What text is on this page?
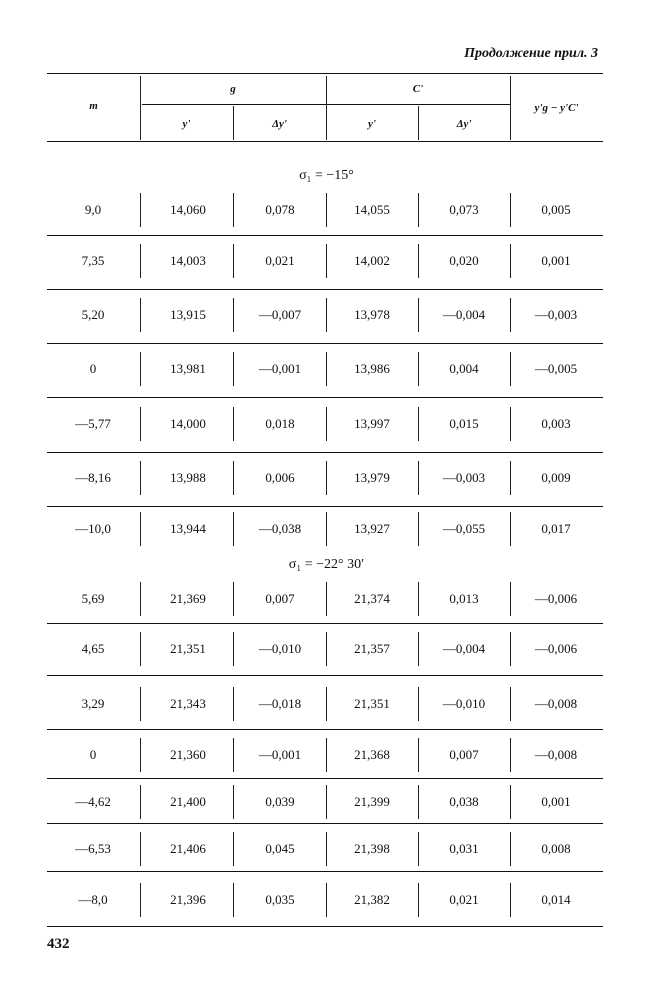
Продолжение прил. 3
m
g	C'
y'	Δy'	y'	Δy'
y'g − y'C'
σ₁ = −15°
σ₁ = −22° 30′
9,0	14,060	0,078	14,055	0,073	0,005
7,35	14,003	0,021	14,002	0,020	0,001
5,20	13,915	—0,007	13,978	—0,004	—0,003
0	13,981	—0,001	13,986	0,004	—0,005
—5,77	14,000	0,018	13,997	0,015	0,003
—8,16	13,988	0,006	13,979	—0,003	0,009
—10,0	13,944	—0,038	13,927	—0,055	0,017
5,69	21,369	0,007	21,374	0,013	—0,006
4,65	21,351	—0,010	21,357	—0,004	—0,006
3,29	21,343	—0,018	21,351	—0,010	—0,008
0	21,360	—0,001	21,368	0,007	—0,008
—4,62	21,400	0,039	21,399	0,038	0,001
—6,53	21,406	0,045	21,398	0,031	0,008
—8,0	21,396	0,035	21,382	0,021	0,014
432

━━━━━━━━━━━━━━━━

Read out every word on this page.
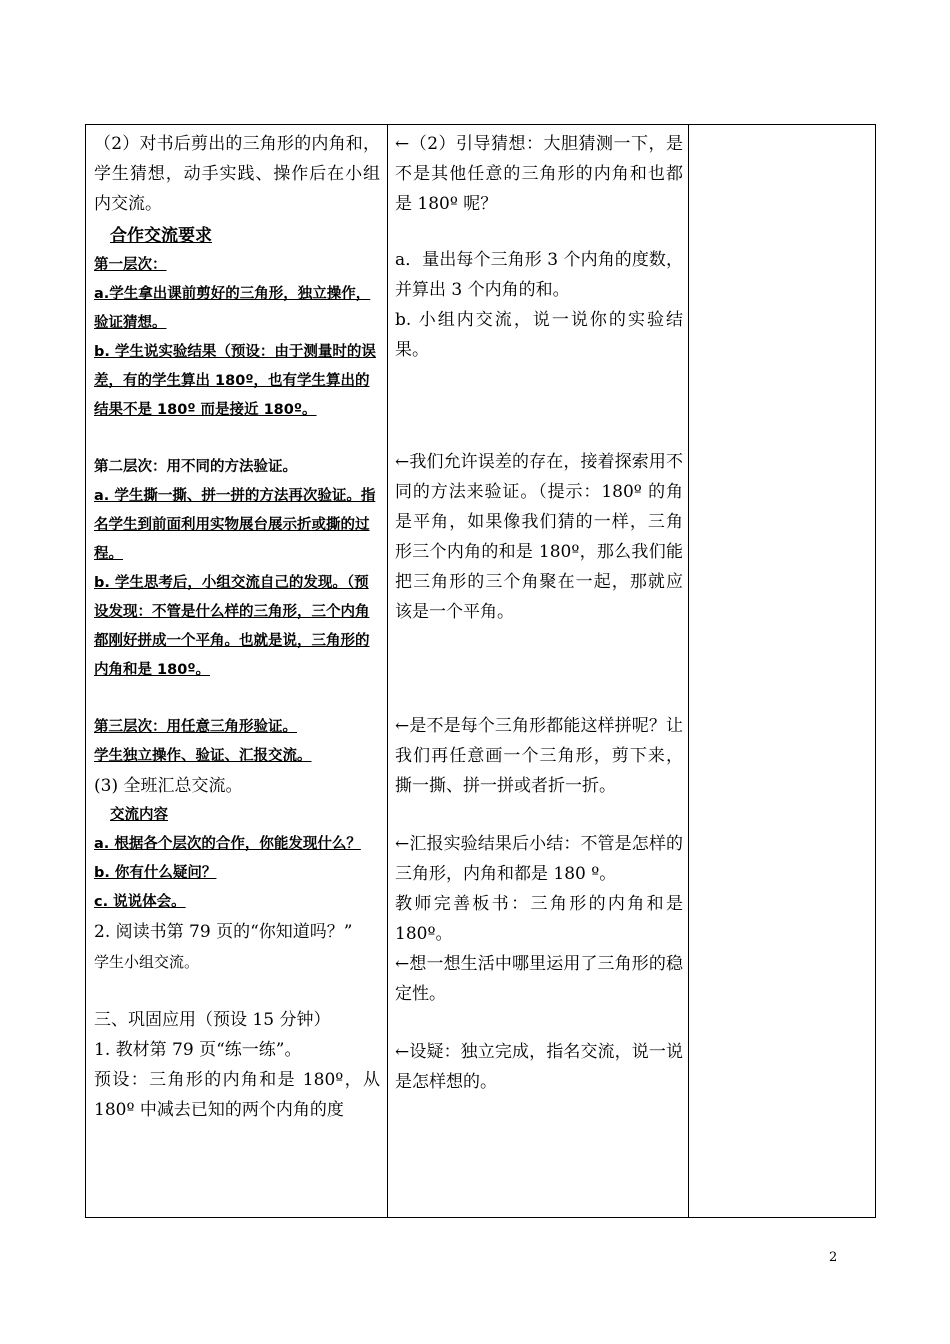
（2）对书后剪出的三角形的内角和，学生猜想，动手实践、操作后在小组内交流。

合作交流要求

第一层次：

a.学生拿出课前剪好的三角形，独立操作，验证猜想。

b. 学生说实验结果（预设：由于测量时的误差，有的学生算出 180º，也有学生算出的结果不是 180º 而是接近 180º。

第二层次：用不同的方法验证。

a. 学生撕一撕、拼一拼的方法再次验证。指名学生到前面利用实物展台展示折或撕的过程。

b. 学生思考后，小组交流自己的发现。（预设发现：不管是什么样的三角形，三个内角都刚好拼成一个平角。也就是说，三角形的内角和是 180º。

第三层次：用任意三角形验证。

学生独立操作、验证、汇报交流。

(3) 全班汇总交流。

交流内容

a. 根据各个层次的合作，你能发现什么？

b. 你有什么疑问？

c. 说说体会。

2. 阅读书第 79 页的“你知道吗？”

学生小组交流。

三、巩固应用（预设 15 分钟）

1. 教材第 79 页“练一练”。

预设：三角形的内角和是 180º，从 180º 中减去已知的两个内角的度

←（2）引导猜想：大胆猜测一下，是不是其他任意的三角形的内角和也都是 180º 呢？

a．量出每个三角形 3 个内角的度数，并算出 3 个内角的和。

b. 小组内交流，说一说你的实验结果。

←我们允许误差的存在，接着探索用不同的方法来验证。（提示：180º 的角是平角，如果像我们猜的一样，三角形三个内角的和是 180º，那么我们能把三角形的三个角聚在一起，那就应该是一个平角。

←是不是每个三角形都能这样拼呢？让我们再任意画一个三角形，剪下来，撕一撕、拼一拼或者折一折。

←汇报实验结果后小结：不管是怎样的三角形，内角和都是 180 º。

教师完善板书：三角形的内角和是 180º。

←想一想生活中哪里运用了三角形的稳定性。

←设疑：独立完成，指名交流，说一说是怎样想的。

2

━━━━━━━━━━━━━━━━

▶ WHAT THE TASK REQUIRES
How many lines of these entries contain "三角形的内角和是"? Answer with the number and nothing else.

▶ WRITTEN RESPONSE
3